[START Stored data]

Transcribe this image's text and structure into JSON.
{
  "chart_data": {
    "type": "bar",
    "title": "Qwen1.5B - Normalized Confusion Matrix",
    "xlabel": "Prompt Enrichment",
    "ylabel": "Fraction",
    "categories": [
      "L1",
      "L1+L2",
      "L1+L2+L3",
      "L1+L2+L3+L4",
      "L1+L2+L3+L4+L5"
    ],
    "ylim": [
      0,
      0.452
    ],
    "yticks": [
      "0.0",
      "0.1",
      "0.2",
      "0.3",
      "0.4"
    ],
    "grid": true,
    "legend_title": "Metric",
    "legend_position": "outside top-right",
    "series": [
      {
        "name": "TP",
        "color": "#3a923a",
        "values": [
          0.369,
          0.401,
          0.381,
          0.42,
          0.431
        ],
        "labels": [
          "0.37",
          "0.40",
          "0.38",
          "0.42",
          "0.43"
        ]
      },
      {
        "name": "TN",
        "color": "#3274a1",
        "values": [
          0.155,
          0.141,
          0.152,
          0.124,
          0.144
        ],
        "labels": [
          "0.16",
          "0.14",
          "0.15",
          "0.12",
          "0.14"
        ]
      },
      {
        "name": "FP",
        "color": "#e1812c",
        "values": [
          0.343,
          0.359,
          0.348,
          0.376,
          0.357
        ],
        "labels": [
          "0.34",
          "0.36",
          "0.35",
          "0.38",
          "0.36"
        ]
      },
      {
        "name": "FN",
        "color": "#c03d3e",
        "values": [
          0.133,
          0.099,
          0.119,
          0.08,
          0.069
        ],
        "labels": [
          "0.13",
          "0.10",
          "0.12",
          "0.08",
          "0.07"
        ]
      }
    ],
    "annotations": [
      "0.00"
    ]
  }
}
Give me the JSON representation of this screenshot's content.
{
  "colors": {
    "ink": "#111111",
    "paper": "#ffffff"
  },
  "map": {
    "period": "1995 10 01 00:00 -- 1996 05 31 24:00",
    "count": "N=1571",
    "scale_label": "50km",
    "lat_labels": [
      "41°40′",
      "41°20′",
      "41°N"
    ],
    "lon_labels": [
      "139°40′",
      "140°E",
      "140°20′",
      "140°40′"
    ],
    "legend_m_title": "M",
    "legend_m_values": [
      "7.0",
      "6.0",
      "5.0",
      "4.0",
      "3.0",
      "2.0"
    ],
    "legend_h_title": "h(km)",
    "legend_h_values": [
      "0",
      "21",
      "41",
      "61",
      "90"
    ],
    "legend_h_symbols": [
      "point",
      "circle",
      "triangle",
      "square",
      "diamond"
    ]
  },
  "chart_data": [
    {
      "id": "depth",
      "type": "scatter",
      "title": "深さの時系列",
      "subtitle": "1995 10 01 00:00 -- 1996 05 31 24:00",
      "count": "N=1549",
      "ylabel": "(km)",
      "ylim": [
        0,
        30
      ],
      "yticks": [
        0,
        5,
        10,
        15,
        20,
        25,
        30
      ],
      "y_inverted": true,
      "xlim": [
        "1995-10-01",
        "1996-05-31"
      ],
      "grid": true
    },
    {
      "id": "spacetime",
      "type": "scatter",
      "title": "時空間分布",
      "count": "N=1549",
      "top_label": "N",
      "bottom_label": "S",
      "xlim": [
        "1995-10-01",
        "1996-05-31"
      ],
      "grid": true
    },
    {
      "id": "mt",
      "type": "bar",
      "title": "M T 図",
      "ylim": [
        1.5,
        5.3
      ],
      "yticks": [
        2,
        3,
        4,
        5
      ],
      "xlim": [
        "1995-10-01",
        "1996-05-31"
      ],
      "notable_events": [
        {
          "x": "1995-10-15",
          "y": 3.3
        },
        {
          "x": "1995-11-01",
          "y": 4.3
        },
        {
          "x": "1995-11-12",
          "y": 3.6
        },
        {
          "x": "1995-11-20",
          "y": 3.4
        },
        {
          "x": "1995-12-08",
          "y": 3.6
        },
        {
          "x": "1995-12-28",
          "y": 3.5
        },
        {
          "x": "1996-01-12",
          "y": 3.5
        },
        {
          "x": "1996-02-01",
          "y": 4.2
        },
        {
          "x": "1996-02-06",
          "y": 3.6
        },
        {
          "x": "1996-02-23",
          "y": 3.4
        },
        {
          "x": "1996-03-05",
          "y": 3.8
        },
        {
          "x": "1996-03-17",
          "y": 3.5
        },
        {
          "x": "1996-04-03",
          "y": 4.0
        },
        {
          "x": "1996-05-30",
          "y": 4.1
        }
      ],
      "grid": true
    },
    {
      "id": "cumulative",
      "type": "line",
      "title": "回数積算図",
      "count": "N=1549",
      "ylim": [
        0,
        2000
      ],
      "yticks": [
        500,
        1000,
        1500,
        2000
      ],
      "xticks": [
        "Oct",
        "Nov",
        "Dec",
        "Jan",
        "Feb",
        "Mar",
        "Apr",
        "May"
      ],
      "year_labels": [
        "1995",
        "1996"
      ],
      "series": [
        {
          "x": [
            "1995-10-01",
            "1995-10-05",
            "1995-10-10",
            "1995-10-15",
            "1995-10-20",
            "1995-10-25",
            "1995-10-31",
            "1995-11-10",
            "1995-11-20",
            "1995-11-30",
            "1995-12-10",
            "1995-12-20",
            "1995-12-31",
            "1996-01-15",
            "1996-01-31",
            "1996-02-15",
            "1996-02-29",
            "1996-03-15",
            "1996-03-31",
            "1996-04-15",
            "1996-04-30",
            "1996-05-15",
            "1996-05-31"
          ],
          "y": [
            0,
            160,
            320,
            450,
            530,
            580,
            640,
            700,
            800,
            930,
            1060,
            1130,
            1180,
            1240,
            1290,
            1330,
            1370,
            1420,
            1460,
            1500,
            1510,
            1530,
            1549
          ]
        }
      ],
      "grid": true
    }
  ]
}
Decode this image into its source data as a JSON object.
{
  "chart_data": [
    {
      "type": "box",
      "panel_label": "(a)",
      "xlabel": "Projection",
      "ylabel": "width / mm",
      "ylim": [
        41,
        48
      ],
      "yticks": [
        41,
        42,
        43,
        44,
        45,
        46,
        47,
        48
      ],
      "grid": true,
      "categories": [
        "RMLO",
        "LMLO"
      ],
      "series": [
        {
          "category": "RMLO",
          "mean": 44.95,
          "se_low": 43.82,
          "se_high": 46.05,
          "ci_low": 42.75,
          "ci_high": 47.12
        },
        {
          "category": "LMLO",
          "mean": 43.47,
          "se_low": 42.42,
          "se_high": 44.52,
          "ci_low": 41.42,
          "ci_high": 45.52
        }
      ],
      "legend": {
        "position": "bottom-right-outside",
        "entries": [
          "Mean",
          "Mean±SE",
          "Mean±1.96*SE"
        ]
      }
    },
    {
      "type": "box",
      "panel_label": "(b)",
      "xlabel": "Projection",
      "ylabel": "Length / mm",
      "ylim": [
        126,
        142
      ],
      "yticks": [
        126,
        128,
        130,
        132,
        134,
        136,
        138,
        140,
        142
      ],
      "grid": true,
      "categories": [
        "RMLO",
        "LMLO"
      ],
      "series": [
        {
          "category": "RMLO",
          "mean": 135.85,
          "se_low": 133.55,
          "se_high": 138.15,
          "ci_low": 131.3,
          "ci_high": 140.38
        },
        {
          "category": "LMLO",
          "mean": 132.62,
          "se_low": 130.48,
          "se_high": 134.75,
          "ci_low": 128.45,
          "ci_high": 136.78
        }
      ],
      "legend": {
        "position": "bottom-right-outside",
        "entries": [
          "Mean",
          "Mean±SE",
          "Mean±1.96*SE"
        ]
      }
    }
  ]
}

[END Stored data]

_Objective:_
Retype all of the material, keeping each line exact.

_Task answer:_
Transcribe this image's text and structure into JSON.
{
  "chart_data": {
    "type": "bar",
    "title": "Qwen1.5B - Normalized Confusion Matrix",
    "xlabel": "Prompt Enrichment",
    "ylabel": "Fraction",
    "categories": [
      "L1",
      "L1+L2",
      "L1+L2+L3",
      "L1+L2+L3+L4",
      "L1+L2+L3+L4+L5"
    ],
    "ylim": [
      0,
      0.452
    ],
    "yticks": [
      "0.0",
      "0.1",
      "0.2",
      "0.3",
      "0.4"
    ],
    "grid": true,
    "legend_title": "Metric",
    "legend_position": "outside top-right",
    "series": [
      {
        "name": "TP",
        "color": "#3a923a",
        "values": [
          0.369,
          0.401,
          0.381,
          0.42,
          0.431
        ],
        "labels": [
          "0.37",
          "0.40",
          "0.38",
          "0.42",
          "0.43"
        ]
      },
      {
        "name": "TN",
        "color": "#3274a1",
        "values": [
          0.155,
          0.141,
          0.152,
          0.124,
          0.144
        ],
        "labels": [
          "0.16",
          "0.14",
          "0.15",
          "0.12",
          "0.14"
        ]
      },
      {
        "name": "FP",
        "color": "#e1812c",
        "values": [
          0.343,
          0.359,
          0.348,
          0.376,
          0.357
        ],
        "labels": [
          "0.34",
          "0.36",
          "0.35",
          "0.38",
          "0.36"
        ]
      },
      {
        "name": "FN",
        "color": "#c03d3e",
        "values": [
          0.133,
          0.099,
          0.119,
          0.08,
          0.069
        ],
        "labels": [
          "0.13",
          "0.10",
          "0.12",
          "0.08",
          "0.07"
        ]
      }
    ],
    "annotations": [
      "0.00"
    ]
  }
}
Give me the JSON representation of this screenshot's content.
{
  "colors": {
    "ink": "#111111",
    "paper": "#ffffff"
  },
  "map": {
    "period": "1995 10 01 00:00 -- 1996 05 31 24:00",
    "count": "N=1571",
    "scale_label": "50km",
    "lat_labels": [
      "41°40′",
      "41°20′",
      "41°N"
    ],
    "lon_labels": [
      "139°40′",
      "140°E",
      "140°20′",
      "140°40′"
    ],
    "legend_m_title": "M",
    "legend_m_values": [
      "7.0",
      "6.0",
      "5.0",
      "4.0",
      "3.0",
      "2.0"
    ],
    "legend_h_title": "h(km)",
    "legend_h_values": [
      "0",
      "21",
      "41",
      "61",
      "90"
    ],
    "legend_h_symbols": [
      "point",
      "circle",
      "triangle",
      "square",
      "diamond"
    ]
  },
  "chart_data": [
    {
      "id": "depth",
      "type": "scatter",
      "title": "深さの時系列",
      "subtitle": "1995 10 01 00:00 -- 1996 05 31 24:00",
      "count": "N=1549",
      "ylabel": "(km)",
      "ylim": [
        0,
        30
      ],
      "yticks": [
        0,
        5,
        10,
        15,
        20,
        25,
        30
      ],
      "y_inverted": true,
      "xlim": [
        "1995-10-01",
        "1996-05-31"
      ],
      "grid": true
    },
    {
      "id": "spacetime",
      "type": "scatter",
      "title": "時空間分布",
      "count": "N=1549",
      "top_label": "N",
      "bottom_label": "S",
      "xlim": [
        "1995-10-01",
        "1996-05-31"
      ],
      "grid": true
    },
    {
      "id": "mt",
      "type": "bar",
      "title": "M T 図",
      "ylim": [
        1.5,
        5.3
      ],
      "yticks": [
        2,
        3,
        4,
        5
      ],
      "xlim": [
        "1995-10-01",
        "1996-05-31"
      ],
      "notable_events": [
        {
          "x": "1995-10-15",
          "y": 3.3
        },
        {
          "x": "1995-11-01",
          "y": 4.3
        },
        {
          "x": "1995-11-12",
          "y": 3.6
        },
        {
          "x": "1995-11-20",
          "y": 3.4
        },
        {
          "x": "1995-12-08",
          "y": 3.6
        },
        {
          "x": "1995-12-28",
          "y": 3.5
        },
        {
          "x": "1996-01-12",
          "y": 3.5
        },
        {
          "x": "1996-02-01",
          "y": 4.2
        },
        {
          "x": "1996-02-06",
          "y": 3.6
        },
        {
          "x": "1996-02-23",
          "y": 3.4
        },
        {
          "x": "1996-03-05",
          "y": 3.8
        },
        {
          "x": "1996-03-17",
          "y": 3.5
        },
        {
          "x": "1996-04-03",
          "y": 4.0
        },
        {
          "x": "1996-05-30",
          "y": 4.1
        }
      ],
      "grid": true
    },
    {
      "id": "cumulative",
      "type": "line",
      "title": "回数積算図",
      "count": "N=1549",
      "ylim": [
        0,
        2000
      ],
      "yticks": [
        500,
        1000,
        1500,
        2000
      ],
      "xticks": [
        "Oct",
        "Nov",
        "Dec",
        "Jan",
        "Feb",
        "Mar",
        "Apr",
        "May"
      ],
      "year_labels": [
        "1995",
        "1996"
      ],
      "series": [
        {
          "x": [
            "1995-10-01",
            "1995-10-05",
            "1995-10-10",
            "1995-10-15",
            "1995-10-20",
            "1995-10-25",
            "1995-10-31",
            "1995-11-10",
            "1995-11-20",
            "1995-11-30",
            "1995-12-10",
            "1995-12-20",
            "1995-12-31",
            "1996-01-15",
            "1996-01-31",
            "1996-02-15",
            "1996-02-29",
            "1996-03-15",
            "1996-03-31",
            "1996-04-15",
            "1996-04-30",
            "1996-05-15",
            "1996-05-31"
          ],
          "y": [
            0,
            160,
            320,
            450,
            530,
            580,
            640,
            700,
            800,
            930,
            1060,
            1130,
            1180,
            1240,
            1290,
            1330,
            1370,
            1420,
            1460,
            1500,
            1510,
            1530,
            1549
          ]
        }
      ],
      "grid": true
    }
  ]
}
Decode this image into its source data as a JSON object.
{
  "chart_data": [
    {
      "type": "box",
      "panel_label": "(a)",
      "xlabel": "Projection",
      "ylabel": "width / mm",
      "ylim": [
        41,
        48
      ],
      "yticks": [
        41,
        42,
        43,
        44,
        45,
        46,
        47,
        48
      ],
      "grid": true,
      "categories": [
        "RMLO",
        "LMLO"
      ],
      "series": [
        {
          "category": "RMLO",
          "mean": 44.95,
          "se_low": 43.82,
          "se_high": 46.05,
          "ci_low": 42.75,
          "ci_high": 47.12
        },
        {
          "category": "LMLO",
          "mean": 43.47,
          "se_low": 42.42,
          "se_high": 44.52,
          "ci_low": 41.42,
          "ci_high": 45.52
        }
      ],
      "legend": {
        "position": "bottom-right-outside",
        "entries": [
          "Mean",
          "Mean±SE",
          "Mean±1.96*SE"
        ]
      }
    },
    {
      "type": "box",
      "panel_label": "(b)",
      "xlabel": "Projection",
      "ylabel": "Length / mm",
      "ylim": [
        126,
        142
      ],
      "yticks": [
        126,
        128,
        130,
        132,
        134,
        136,
        138,
        140,
        142
      ],
      "grid": true,
      "categories": [
        "RMLO",
        "LMLO"
      ],
      "series": [
        {
          "category": "RMLO",
          "mean": 135.85,
          "se_low": 133.55,
          "se_high": 138.15,
          "ci_low": 131.3,
          "ci_high": 140.38
        },
        {
          "category": "LMLO",
          "mean": 132.62,
          "se_low": 130.48,
          "se_high": 134.75,
          "ci_low": 128.45,
          "ci_high": 136.78
        }
      ],
      "legend": {
        "position": "bottom-right-outside",
        "entries": [
          "Mean",
          "Mean±SE",
          "Mean±1.96*SE"
        ]
      }
    }
  ]
}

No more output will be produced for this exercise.